Recorded data

══════════════════════════════

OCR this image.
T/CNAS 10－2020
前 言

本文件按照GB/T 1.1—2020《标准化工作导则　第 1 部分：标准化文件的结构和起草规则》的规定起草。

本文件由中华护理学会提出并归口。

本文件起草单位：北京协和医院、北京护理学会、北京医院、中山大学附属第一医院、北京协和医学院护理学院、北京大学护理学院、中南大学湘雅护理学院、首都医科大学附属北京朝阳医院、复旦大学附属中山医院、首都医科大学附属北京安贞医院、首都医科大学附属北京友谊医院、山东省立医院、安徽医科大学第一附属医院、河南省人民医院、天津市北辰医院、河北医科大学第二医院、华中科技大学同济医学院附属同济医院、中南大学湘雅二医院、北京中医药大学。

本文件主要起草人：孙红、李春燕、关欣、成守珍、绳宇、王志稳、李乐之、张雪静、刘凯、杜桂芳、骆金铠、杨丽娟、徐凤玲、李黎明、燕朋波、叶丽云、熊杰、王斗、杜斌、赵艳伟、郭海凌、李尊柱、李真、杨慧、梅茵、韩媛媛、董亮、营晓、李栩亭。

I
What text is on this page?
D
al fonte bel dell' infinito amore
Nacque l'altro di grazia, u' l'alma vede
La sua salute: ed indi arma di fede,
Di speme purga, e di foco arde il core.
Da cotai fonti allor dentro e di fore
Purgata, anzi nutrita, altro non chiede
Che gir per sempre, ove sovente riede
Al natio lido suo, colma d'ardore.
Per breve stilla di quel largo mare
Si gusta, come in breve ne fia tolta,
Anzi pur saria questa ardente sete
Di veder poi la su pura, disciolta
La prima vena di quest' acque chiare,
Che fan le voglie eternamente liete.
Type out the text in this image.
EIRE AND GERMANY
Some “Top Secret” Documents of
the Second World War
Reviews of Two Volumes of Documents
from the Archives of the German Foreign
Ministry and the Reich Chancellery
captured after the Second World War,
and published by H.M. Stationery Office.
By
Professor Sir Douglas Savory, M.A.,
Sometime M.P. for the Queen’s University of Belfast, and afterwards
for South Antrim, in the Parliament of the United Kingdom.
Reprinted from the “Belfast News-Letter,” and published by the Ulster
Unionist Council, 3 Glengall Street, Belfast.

══════════════════════════════

Problem to work on
Reproduce only the lines from the line containing "What text is on this page?" to the last line of the material above, both of those lines included.

Complete output
What text is on this page?
D
al fonte bel dell' infinito amore
Nacque l'altro di grazia, u' l'alma vede
La sua salute: ed indi arma di fede,
Di speme purga, e di foco arde il core.
Da cotai fonti allor dentro e di fore
Purgata, anzi nutrita, altro non chiede
Che gir per sempre, ove sovente riede
Al natio lido suo, colma d'ardore.
Per breve stilla di quel largo mare
Si gusta, come in breve ne fia tolta,
Anzi pur saria questa ardente sete
Di veder poi la su pura, disciolta
La prima vena di quest' acque chiare,
Che fan le voglie eternamente liete.
Type out the text in this image.
EIRE AND GERMANY
Some “Top Secret” Documents of
the Second World War
Reviews of Two Volumes of Documents
from the Archives of the German Foreign
Ministry and the Reich Chancellery
captured after the Second World War,
and published by H.M. Stationery Office.
By
Professor Sir Douglas Savory, M.A.,
Sometime M.P. for the Queen’s University of Belfast, and afterwards
for South Antrim, in the Parliament of the United Kingdom.
Reprinted from the “Belfast News-Letter,” and published by the Ulster
Unionist Council, 3 Glengall Street, Belfast.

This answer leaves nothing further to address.